Given instruction
Report every line from the material that contains the word "跨学科试题".

Dataset items
++++++

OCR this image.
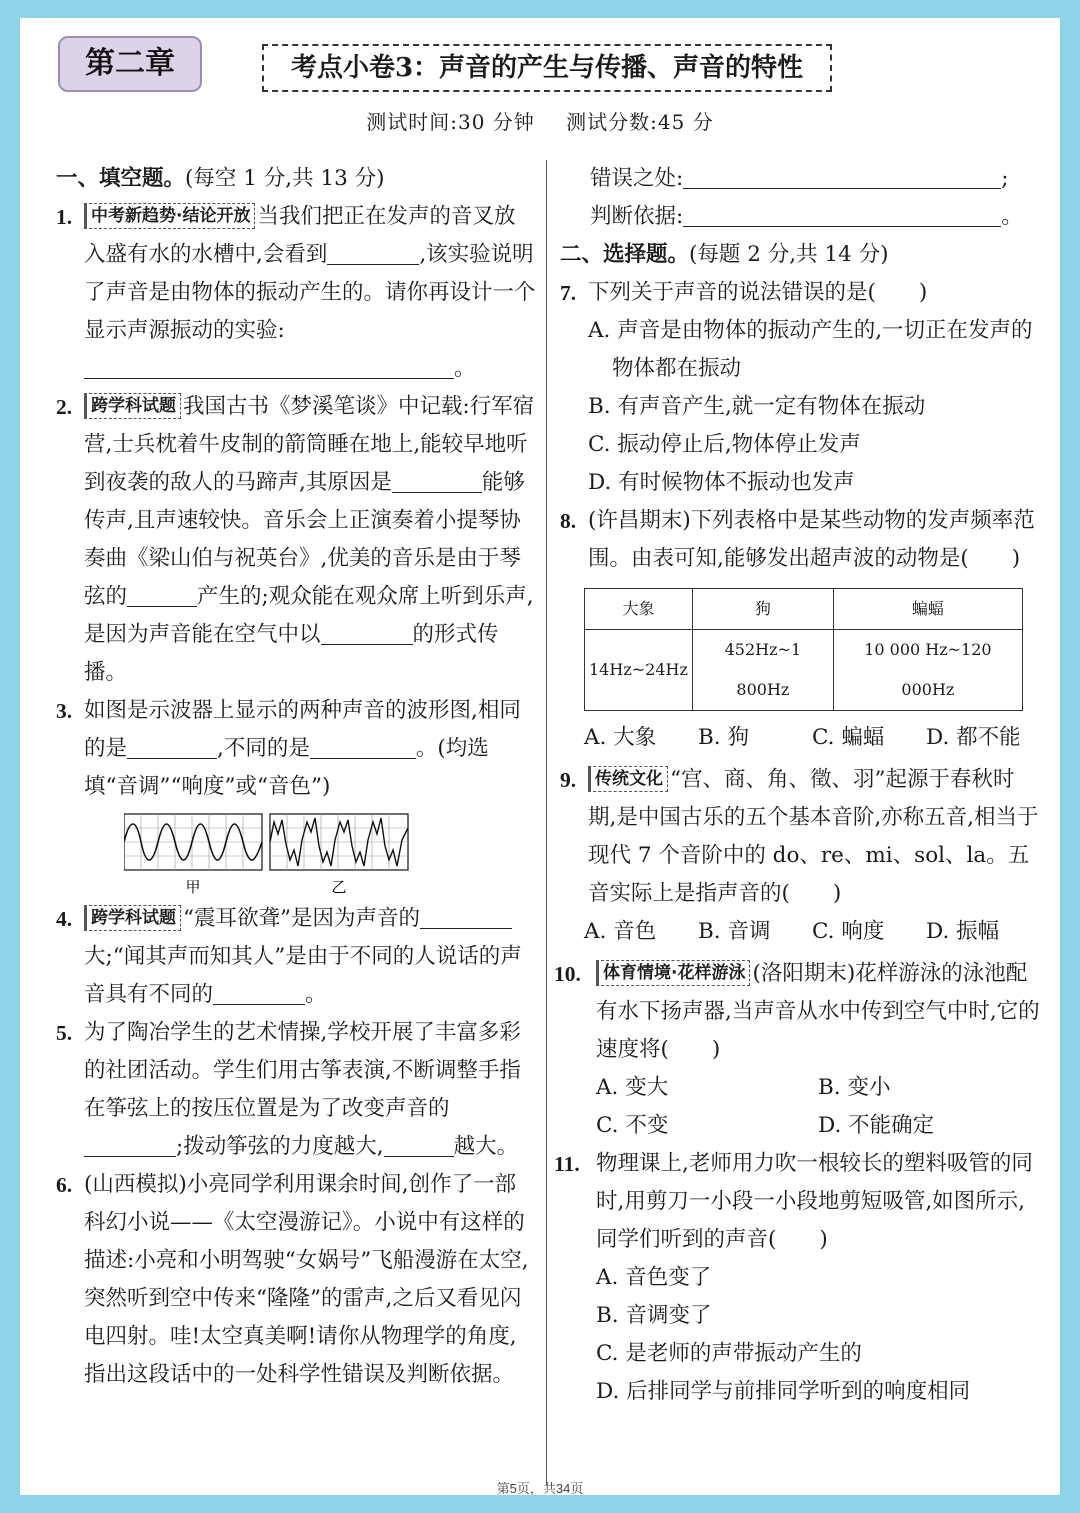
第二章	考点小卷3：声音的产生与传播、声音的特性
测试时间:30 分钟 测试分数:45 分
一、填空题。(每空 1 分,共 13 分)
1. 中考新趋势·结论开放 当我们把正在发声的音叉放入盛有水的水槽中,会看到	,该实验说明了声音是由物体的振动产生的。请你再设计一个显示声源振动的实验:。
2. 跨学科试题 我国古书《梦溪笔谈》中记载:行军宿营,士兵枕着牛皮制的箭筒睡在地上,能较早地听到夜袭的敌人的马蹄声,其原因是	能够传声,且声速较快。音乐会上正演奏着小提琴协奏曲《梁山伯与祝英台》,优美的音乐是由于琴弦的	产生的;观众能在观众席上听到乐声,是因为声音能在空气中以	的形式传播。
3. 如图是示波器上显示的两种声音的波形图,相同的是	,不同的是	。(均选填“音调”“响度”或“音色”)
甲	乙
4. 跨学科试题 “震耳欲聋”是因为声音的大;“闻其声而知其人”是由于不同的人说话的声音具有不同的	。
5. 为了陶冶学生的艺术情操,学校开展了丰富多彩的社团活动。学生们用古筝表演,不断调整手指在筝弦上的按压位置是为了改变声音的;拨动筝弦的力度越大,	越大。
6. (山西模拟)小亮同学利用课余时间,创作了一部科幻小说——《太空漫游记》。小说中有这样的描述:小亮和小明驾驶“女娲号”飞船漫游在太空,突然听到空中传来“隆隆”的雷声,之后又看见闪电四射。哇!太空真美啊!请你从物理学的角度,指出这段话中的一处科学性错误及判断依据。
错误之处:	;
判断依据:	。
二、选择题。(每题 2 分,共 14 分)
7. 下列关于声音的说法错误的是(　　)
A. 声音是由物体的振动产生的,一切正在发声的物体都在振动
B. 有声音产生,就一定有物体在振动
C. 振动停止后,物体停止发声
D. 有时候物体不振动也发声
8. (许昌期末)下列表格中是某些动物的发声频率范围。由表可知,能够发出超声波的动物是(　　)
大象	狗	蝙蝠
14Hz~24Hz	452Hz~1 800Hz	10 000 Hz~120 000Hz
A. 大象	B. 狗	C. 蝙蝠	D. 都不能
9. 传统文化 “宫、商、角、徵、羽”起源于春秋时期,是中国古乐的五个基本音阶,亦称五音,相当于现代 7 个音阶中的 do、re、mi、sol、la。五音实际上是指声音的(　　)
A. 音色	B. 音调	C. 响度	D. 振幅
10. 体育情境·花样游泳 (洛阳期末)花样游泳的泳池配有水下扬声器,当声音从水中传到空气中时,它的速度将(　　)
A. 变大	B. 变小
C. 不变	D. 不能确定
11. 物理课上,老师用力吹一根较长的塑料吸管的同时,用剪刀一小段一小段地剪短吸管,如图所示,同学们听到的声音(　　)
A. 音色变了
B. 音调变了
C. 是老师的声带振动产生的
D. 后排同学与前排同学听到的响度相同
第5页，共34页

++++++

Correct response
2. 跨学科试题 我国古书《梦溪笔谈》中记载:行军宿营,士兵枕着牛皮制的箭筒睡在地上,能较早地听到夜袭的敌人的马蹄声,其原因是	能够传声,且声速较快。音乐会上正演奏着小提琴协奏曲《梁山伯与祝英台》,优美的音乐是由于琴弦的	产生的;观众能在观众席上听到乐声,是因为声音能在空气中以	的形式传播。
4. 跨学科试题 “震耳欲聋”是因为声音的大;“闻其声而知其人”是由于不同的人说话的声音具有不同的	。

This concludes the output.